* _PAGE_:
-*-*-
Moreover: “What is perhaps worse is that St. Lucia’s reputation in the world was being dragged down along with Vaughan Lewis’ reputation. It is one thing to be like him, a laughingstock in your own country, but when you are the prime minister and you are ridiculed abroad as well, then you cannot take the whole nation down with you.”

And this: “The UWP has tried to convince us that their party has changed. They have promoted Vaughan Lewis as the change. Time and the experience of this has [sic] shown that the UWP has indeed changed since the advent of Vaughan Lewis but it is clearly a change for the worse. Never before have we seen such vindictiveness, such narrow-mindedness, such pedigreed arrogance, mauvais langue and mepwis in an election campaign. Many had hoped that the entry of Vaughan Lewis into the political arena would have signaled a higher level of public morality and a higher tenor of political discourse and debate. There were some who thought that he would have attempted to clean the rot, cut the patronage and excise corruption. Instead of rising to his historic opportunity, Vaughan Lewis sank to the lowest common moral and intellectual denominator. Even Sir John Compton in his worst moments has never sunk so low.”
-*-*-
* _INFORMATION SHOWN_:
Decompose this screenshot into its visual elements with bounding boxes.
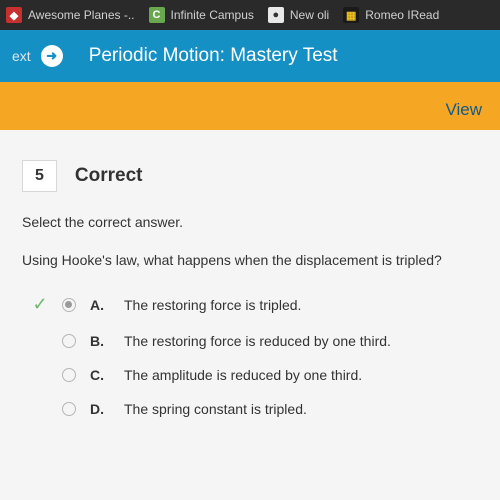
- bookmark-label: Awesome Planes -..: [28, 8, 135, 22]
- app-header: ext ➜ Periodic Motion: Mastery Test: [0, 30, 500, 82]
- option-text: The spring constant is tripled.: [124, 401, 478, 417]
- bookmark-icon: ▦: [343, 7, 359, 23]
- radio-button[interactable]: [62, 402, 76, 416]
- bookmark-label: New oli: [290, 8, 329, 22]
- option-row[interactable]: C. The amplitude is reduced by one third.: [32, 367, 478, 383]
- option-text: The restoring force is reduced by one th…: [124, 333, 478, 349]
- option-letter: D.: [90, 401, 110, 417]
- option-letter: C.: [90, 367, 110, 383]
- bookmark-icon: ◆: [6, 7, 22, 23]
- options-list: ✓ A. The restoring force is tripled. B. The …: [22, 294, 478, 417]
- option-row[interactable]: ✓ A. The restoring force is tripled.: [32, 294, 478, 315]
- ext-label: ext: [12, 48, 31, 64]
- option-letter: A.: [90, 297, 110, 313]
- option-text: The amplitude is reduced by one third.: [124, 367, 478, 383]
- bookmark-item[interactable]: ▦ Romeo IRead: [343, 7, 439, 23]
- bookmarks-bar: ◆ Awesome Planes -.. C Infinite Campus ● New …: [0, 0, 500, 30]
- question-panel: 5 Correct Select the correct answer. Usi…: [0, 130, 500, 500]
- question-number: 5: [22, 160, 57, 192]
- bookmark-icon: ●: [268, 7, 284, 23]
- bookmark-item[interactable]: C Infinite Campus: [149, 7, 254, 23]
- option-row[interactable]: B. The restoring force is reduced by one …: [32, 333, 478, 349]
- instruction-text: Select the correct answer.: [22, 214, 478, 230]
- bookmark-icon: C: [149, 7, 165, 23]
- radio-button[interactable]: [62, 298, 76, 312]
- page-title: Periodic Motion: Mastery Test: [89, 45, 338, 67]
- radio-button[interactable]: [62, 368, 76, 382]
- option-row[interactable]: D. The spring constant is tripled.: [32, 401, 478, 417]
- option-letter: B.: [90, 333, 110, 349]
- bookmark-label: Romeo IRead: [365, 8, 439, 22]
- check-icon: ✓: [32, 294, 48, 315]
- view-link[interactable]: View: [445, 100, 482, 120]
- bookmark-item[interactable]: ● New oli: [268, 7, 329, 23]
- bookmark-item[interactable]: ◆ Awesome Planes -..: [6, 7, 135, 23]
- question-text: Using Hooke's law, what happens when the…: [22, 252, 478, 268]
- question-header: 5 Correct: [22, 160, 478, 192]
- option-text: The restoring force is tripled.: [124, 297, 478, 313]
- radio-button[interactable]: [62, 334, 76, 348]
- next-button[interactable]: ➜: [41, 45, 63, 67]
- bookmark-label: Infinite Campus: [171, 8, 254, 22]
- status-label: Correct: [75, 165, 143, 187]
- sub-header: View: [0, 82, 500, 130]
-*-*-
* _DIRECTIVE 1_:
Answer these from the passage on Vaughan Lewis:
(a) Whose reputation is said to have been dragged down along with Vaughan Lewis' reputation?
(b) Which party promoted Vaughan Lewis as the change?
(c) Who is said never to have sunk so low, even in his worst moments?
* _DIRECTIVE 2_:
Please explain, in one to three sentences, why the passage on Vaughan Lewis treats being ridiculed abroad as worse than being a laughingstock at home.
* _DIRECTIVE 3_:
Pick up the passage on Vaughan Lewis and the UWP after its final sentence and write the next few lines.

* _EXERCISE ANSWER 1_:
(a) St. Lucia's reputation.
(b) The UWP.
(c) Sir John Compton.

* _EXERCISE ANSWER 2_:
Being ridiculed abroad is worse because he is the prime minister, so the ridicule dragged St. Lucia's reputation in the world down along with his own. A prime minister cannot take the whole nation down with him.

* _EXERCISE ANSWER 3_:
As earlier noted, the quoted paragraphs are from the pages of the widely distributed At the Rainbow’s Edge—also forever accessible on the Internet. The doubtless proud author was also the creator of the KCSL. By all accounts he personally determined who should be the first recipients of his award, not the nominations committee.

Following last Sunday’s investiture at Government House what occupied the minds of several members of the specially invited audience was Walcott’s demeanor as Dame Pearlette Louisy’s sword gently touched his shoulders.

The rest of us, who had to be content with televised clips of the ceremony, are free to speculate about why throughout his dubbing Sir Derek wept!